Stated task >> Copy out every line of the records where the string "Collection" occurs.

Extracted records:
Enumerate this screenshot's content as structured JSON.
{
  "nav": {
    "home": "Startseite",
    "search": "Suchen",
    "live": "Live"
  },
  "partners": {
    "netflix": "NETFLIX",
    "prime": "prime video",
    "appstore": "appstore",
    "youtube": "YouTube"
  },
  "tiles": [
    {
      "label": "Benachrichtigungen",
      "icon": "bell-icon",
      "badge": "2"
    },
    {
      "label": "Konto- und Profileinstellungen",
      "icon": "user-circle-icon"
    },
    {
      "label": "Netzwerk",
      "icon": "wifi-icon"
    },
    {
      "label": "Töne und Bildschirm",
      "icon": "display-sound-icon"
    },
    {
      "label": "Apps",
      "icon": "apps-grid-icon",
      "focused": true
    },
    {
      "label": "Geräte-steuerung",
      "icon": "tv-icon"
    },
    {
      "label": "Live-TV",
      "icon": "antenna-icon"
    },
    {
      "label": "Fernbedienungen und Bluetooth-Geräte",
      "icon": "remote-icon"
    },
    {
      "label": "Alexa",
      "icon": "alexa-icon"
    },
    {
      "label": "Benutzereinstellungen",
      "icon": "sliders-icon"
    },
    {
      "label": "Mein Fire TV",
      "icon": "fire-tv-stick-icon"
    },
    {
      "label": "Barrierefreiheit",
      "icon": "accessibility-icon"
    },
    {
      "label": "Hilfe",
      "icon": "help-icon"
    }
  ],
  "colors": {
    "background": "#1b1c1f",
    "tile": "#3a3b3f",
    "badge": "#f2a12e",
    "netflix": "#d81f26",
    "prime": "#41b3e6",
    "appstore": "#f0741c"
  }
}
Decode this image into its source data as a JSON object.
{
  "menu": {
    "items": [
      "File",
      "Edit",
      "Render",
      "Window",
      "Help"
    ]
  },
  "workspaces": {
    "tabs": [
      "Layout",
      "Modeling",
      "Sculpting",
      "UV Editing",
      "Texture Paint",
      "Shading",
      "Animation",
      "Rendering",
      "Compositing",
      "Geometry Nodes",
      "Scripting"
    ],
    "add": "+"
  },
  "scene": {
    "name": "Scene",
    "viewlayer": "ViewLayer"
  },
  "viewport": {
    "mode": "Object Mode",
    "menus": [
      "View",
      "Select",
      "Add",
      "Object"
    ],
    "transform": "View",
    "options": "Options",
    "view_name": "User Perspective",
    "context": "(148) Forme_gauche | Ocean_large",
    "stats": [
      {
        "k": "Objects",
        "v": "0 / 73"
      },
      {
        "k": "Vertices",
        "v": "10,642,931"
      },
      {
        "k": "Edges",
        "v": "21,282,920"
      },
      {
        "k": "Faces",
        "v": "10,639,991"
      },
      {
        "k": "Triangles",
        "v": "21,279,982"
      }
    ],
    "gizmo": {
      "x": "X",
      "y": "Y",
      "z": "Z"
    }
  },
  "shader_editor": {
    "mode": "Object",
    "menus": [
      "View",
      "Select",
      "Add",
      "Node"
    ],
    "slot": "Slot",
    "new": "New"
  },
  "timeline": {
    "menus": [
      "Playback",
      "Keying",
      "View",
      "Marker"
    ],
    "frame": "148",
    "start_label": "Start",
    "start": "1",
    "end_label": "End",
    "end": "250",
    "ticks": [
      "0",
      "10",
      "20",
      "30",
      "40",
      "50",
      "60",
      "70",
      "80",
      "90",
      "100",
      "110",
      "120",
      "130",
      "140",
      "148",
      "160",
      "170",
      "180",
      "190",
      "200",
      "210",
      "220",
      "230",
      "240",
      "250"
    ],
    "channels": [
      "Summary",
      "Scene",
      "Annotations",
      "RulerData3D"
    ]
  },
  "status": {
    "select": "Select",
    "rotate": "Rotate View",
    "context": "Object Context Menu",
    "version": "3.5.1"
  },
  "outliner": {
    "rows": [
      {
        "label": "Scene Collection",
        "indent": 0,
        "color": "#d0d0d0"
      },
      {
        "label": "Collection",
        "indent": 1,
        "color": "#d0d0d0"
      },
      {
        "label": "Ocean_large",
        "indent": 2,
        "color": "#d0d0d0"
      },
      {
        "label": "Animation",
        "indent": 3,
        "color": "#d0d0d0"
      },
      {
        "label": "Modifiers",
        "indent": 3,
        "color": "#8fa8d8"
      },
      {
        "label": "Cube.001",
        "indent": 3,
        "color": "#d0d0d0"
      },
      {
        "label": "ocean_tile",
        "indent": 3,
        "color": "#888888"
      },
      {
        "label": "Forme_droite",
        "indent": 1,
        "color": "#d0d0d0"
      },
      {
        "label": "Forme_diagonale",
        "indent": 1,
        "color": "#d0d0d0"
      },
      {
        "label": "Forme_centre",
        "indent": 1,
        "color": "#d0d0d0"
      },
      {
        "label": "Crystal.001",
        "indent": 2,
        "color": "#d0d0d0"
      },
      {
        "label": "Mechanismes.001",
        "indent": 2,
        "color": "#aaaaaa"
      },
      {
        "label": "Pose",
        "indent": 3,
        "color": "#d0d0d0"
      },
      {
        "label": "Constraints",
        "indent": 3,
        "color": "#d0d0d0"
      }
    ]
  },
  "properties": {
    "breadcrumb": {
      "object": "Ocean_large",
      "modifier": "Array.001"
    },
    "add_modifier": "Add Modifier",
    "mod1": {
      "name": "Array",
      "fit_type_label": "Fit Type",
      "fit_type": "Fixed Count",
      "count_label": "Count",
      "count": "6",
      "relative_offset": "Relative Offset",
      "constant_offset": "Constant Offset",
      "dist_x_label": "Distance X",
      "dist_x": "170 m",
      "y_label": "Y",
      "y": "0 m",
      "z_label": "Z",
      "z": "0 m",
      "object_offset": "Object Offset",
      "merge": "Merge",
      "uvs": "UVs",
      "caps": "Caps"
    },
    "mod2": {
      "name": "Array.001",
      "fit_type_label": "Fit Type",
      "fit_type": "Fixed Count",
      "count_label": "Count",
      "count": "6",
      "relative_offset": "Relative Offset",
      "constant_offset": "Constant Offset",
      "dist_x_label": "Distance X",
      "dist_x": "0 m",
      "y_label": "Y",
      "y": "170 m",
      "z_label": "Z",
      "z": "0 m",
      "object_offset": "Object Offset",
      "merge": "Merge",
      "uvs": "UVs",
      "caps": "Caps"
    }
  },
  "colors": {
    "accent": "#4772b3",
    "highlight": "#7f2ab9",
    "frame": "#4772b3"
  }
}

Expected answer >>
        "label": "Scene Collection",
        "label": "Collection",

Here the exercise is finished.